- _Short exercise_:
Copy the lines holding the word "Liquid", all of them.

- _The records_:

──────────

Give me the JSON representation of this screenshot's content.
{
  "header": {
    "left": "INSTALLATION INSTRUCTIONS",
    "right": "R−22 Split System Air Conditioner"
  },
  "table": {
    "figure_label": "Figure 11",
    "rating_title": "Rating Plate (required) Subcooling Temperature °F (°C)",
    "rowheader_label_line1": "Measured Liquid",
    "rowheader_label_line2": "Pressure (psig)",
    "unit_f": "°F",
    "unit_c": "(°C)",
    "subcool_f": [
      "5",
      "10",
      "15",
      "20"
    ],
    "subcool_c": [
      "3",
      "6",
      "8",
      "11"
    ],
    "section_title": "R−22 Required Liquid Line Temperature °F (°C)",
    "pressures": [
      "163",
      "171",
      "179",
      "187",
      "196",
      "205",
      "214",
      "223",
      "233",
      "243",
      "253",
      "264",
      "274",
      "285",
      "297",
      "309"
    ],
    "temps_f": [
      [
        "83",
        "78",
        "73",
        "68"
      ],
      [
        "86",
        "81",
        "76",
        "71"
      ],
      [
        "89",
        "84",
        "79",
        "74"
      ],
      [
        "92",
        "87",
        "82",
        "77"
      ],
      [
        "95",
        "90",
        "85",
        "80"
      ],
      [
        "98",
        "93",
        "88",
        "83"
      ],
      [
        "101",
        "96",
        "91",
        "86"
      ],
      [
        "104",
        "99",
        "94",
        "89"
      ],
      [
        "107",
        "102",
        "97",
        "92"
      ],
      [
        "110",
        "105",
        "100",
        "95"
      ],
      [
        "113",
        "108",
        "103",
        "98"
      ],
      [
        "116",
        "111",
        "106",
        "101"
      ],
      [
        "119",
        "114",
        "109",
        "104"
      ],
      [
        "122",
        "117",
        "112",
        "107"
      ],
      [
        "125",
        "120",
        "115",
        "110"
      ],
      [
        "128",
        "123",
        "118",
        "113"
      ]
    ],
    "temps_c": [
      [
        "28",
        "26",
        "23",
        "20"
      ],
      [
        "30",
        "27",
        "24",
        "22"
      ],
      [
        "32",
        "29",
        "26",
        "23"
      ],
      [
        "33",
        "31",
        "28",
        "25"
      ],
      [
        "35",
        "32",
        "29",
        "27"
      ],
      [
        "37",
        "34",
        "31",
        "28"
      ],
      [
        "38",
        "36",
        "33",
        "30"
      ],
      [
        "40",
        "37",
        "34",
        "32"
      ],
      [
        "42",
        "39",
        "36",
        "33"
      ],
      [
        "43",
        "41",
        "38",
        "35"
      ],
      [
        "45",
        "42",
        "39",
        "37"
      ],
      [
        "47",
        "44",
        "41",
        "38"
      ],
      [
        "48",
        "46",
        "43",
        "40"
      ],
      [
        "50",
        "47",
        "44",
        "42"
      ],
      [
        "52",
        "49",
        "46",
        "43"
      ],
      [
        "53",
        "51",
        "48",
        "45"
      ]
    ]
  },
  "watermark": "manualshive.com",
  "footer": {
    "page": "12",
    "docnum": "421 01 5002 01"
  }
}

──────────

- _Response to this task_:
    "rowheader_label_line1": "Measured Liquid",
    "section_title": "R−22 Required Liquid Line Temperature °F (°C)",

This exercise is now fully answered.